YOUR INSTRUCTIONS: Write out each line exactly as it stands, please.

DATASET ROWS:
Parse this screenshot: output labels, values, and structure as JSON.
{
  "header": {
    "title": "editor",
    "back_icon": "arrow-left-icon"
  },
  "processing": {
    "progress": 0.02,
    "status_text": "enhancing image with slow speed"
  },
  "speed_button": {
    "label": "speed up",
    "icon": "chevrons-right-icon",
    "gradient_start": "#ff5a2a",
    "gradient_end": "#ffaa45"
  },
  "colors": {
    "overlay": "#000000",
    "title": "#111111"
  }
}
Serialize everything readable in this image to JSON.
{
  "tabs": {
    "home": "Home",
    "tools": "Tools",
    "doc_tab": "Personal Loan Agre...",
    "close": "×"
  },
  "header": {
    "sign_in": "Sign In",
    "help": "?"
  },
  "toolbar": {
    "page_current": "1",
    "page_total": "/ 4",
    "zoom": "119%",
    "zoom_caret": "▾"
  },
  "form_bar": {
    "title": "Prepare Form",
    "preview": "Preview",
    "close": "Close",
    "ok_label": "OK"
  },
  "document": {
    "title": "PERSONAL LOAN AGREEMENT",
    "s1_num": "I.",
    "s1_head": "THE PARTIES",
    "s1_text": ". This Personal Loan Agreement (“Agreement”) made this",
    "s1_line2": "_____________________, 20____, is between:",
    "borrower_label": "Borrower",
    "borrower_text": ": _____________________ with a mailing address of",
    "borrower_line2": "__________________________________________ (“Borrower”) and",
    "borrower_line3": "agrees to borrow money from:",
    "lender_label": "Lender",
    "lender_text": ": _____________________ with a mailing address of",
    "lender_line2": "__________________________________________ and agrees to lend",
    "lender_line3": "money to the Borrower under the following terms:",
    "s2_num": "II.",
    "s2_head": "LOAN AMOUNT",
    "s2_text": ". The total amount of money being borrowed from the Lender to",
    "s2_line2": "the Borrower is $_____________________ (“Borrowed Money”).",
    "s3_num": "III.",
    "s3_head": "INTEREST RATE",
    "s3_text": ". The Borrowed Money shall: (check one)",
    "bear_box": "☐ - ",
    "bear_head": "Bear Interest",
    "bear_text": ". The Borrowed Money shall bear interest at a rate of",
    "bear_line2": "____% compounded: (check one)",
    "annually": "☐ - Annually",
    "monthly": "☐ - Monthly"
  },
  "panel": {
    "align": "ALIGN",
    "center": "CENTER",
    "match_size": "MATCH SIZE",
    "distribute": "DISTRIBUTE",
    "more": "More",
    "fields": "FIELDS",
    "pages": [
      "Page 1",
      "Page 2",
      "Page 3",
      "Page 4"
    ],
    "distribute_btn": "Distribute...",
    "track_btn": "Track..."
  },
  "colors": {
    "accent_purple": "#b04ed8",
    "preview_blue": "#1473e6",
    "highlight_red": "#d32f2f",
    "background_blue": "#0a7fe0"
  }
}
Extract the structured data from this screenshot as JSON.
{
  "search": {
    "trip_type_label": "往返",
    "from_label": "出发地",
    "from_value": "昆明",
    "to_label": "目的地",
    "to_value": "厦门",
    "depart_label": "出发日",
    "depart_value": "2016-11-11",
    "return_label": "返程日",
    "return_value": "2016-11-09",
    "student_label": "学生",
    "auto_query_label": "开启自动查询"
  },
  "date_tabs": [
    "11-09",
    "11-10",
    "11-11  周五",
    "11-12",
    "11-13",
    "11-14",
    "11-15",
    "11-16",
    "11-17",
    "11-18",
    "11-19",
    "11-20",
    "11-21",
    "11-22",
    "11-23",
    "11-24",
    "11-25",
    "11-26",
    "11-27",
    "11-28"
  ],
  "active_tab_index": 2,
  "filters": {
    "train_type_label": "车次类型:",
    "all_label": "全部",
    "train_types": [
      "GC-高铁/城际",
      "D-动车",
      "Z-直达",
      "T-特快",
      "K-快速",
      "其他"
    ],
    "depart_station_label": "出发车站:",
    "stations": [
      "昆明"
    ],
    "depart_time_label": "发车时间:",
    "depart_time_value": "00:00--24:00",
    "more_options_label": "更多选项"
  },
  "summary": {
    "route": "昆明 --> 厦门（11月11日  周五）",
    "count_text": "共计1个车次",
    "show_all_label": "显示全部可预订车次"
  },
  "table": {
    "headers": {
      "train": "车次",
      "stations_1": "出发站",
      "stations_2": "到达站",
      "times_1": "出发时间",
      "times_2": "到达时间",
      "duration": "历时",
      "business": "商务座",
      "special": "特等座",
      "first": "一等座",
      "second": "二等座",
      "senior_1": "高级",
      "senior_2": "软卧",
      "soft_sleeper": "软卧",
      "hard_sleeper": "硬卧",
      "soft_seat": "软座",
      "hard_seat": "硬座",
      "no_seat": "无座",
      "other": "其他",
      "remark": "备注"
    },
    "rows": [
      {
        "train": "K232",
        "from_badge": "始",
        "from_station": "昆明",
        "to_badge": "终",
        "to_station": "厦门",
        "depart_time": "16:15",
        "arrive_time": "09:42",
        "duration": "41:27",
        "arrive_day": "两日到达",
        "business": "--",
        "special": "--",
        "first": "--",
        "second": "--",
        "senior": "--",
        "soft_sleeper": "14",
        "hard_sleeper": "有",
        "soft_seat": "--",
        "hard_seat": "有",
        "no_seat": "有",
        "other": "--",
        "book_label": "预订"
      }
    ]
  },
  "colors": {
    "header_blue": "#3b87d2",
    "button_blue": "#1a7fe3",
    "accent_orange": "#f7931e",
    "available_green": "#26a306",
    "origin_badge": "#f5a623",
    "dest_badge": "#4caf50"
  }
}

TASK RESPONSE:
Parse this screenshot: output labels, values, and structure as JSON.
{
  "header": {
    "title": "editor",
    "back_icon": "arrow-left-icon"
  },
  "processing": {
    "progress": 0.02,
    "status_text": "enhancing image with slow speed"
  },
  "speed_button": {
    "label": "speed up",
    "icon": "chevrons-right-icon",
    "gradient_start": "#ff5a2a",
    "gradient_end": "#ffaa45"
  },
  "colors": {
    "overlay": "#000000",
    "title": "#111111"
  }
}
Serialize everything readable in this image to JSON.
{
  "tabs": {
    "home": "Home",
    "tools": "Tools",
    "doc_tab": "Personal Loan Agre...",
    "close": "×"
  },
  "header": {
    "sign_in": "Sign In",
    "help": "?"
  },
  "toolbar": {
    "page_current": "1",
    "page_total": "/ 4",
    "zoom": "119%",
    "zoom_caret": "▾"
  },
  "form_bar": {
    "title": "Prepare Form",
    "preview": "Preview",
    "close": "Close",
    "ok_label": "OK"
  },
  "document": {
    "title": "PERSONAL LOAN AGREEMENT",
    "s1_num": "I.",
    "s1_head": "THE PARTIES",
    "s1_text": ". This Personal Loan Agreement (“Agreement”) made this",
    "s1_line2": "_____________________, 20____, is between:",
    "borrower_label": "Borrower",
    "borrower_text": ": _____________________ with a mailing address of",
    "borrower_line2": "__________________________________________ (“Borrower”) and",
    "borrower_line3": "agrees to borrow money from:",
    "lender_label": "Lender",
    "lender_text": ": _____________________ with a mailing address of",
    "lender_line2": "__________________________________________ and agrees to lend",
    "lender_line3": "money to the Borrower under the following terms:",
    "s2_num": "II.",
    "s2_head": "LOAN AMOUNT",
    "s2_text": ". The total amount of money being borrowed from the Lender to",
    "s2_line2": "the Borrower is $_____________________ (“Borrowed Money”).",
    "s3_num": "III.",
    "s3_head": "INTEREST RATE",
    "s3_text": ". The Borrowed Money shall: (check one)",
    "bear_box": "☐ - ",
    "bear_head": "Bear Interest",
    "bear_text": ". The Borrowed Money shall bear interest at a rate of",
    "bear_line2": "____% compounded: (check one)",
    "annually": "☐ - Annually",
    "monthly": "☐ - Monthly"
  },
  "panel": {
    "align": "ALIGN",
    "center": "CENTER",
    "match_size": "MATCH SIZE",
    "distribute": "DISTRIBUTE",
    "more": "More",
    "fields": "FIELDS",
    "pages": [
      "Page 1",
      "Page 2",
      "Page 3",
      "Page 4"
    ],
    "distribute_btn": "Distribute...",
    "track_btn": "Track..."
  },
  "colors": {
    "accent_purple": "#b04ed8",
    "preview_blue": "#1473e6",
    "highlight_red": "#d32f2f",
    "background_blue": "#0a7fe0"
  }
}
Extract the structured data from this screenshot as JSON.
{
  "search": {
    "trip_type_label": "往返",
    "from_label": "出发地",
    "from_value": "昆明",
    "to_label": "目的地",
    "to_value": "厦门",
    "depart_label": "出发日",
    "depart_value": "2016-11-11",
    "return_label": "返程日",
    "return_value": "2016-11-09",
    "student_label": "学生",
    "auto_query_label": "开启自动查询"
  },
  "date_tabs": [
    "11-09",
    "11-10",
    "11-11  周五",
    "11-12",
    "11-13",
    "11-14",
    "11-15",
    "11-16",
    "11-17",
    "11-18",
    "11-19",
    "11-20",
    "11-21",
    "11-22",
    "11-23",
    "11-24",
    "11-25",
    "11-26",
    "11-27",
    "11-28"
  ],
  "active_tab_index": 2,
  "filters": {
    "train_type_label": "车次类型:",
    "all_label": "全部",
    "train_types": [
      "GC-高铁/城际",
      "D-动车",
      "Z-直达",
      "T-特快",
      "K-快速",
      "其他"
    ],
    "depart_station_label": "出发车站:",
    "stations": [
      "昆明"
    ],
    "depart_time_label": "发车时间:",
    "depart_time_value": "00:00--24:00",
    "more_options_label": "更多选项"
  },
  "summary": {
    "route": "昆明 --> 厦门（11月11日  周五）",
    "count_text": "共计1个车次",
    "show_all_label": "显示全部可预订车次"
  },
  "table": {
    "headers": {
      "train": "车次",
      "stations_1": "出发站",
      "stations_2": "到达站",
      "times_1": "出发时间",
      "times_2": "到达时间",
      "duration": "历时",
      "business": "商务座",
      "special": "特等座",
      "first": "一等座",
      "second": "二等座",
      "senior_1": "高级",
      "senior_2": "软卧",
      "soft_sleeper": "软卧",
      "hard_sleeper": "硬卧",
      "soft_seat": "软座",
      "hard_seat": "硬座",
      "no_seat": "无座",
      "other": "其他",
      "remark": "备注"
    },
    "rows": [
      {
        "train": "K232",
        "from_badge": "始",
        "from_station": "昆明",
        "to_badge": "终",
        "to_station": "厦门",
        "depart_time": "16:15",
        "arrive_time": "09:42",
        "duration": "41:27",
        "arrive_day": "两日到达",
        "business": "--",
        "special": "--",
        "first": "--",
        "second": "--",
        "senior": "--",
        "soft_sleeper": "14",
        "hard_sleeper": "有",
        "soft_seat": "--",
        "hard_seat": "有",
        "no_seat": "有",
        "other": "--",
        "book_label": "预订"
      }
    ]
  },
  "colors": {
    "header_blue": "#3b87d2",
    "button_blue": "#1a7fe3",
    "accent_orange": "#f7931e",
    "available_green": "#26a306",
    "origin_badge": "#f5a623",
    "dest_badge": "#4caf50"
  }
}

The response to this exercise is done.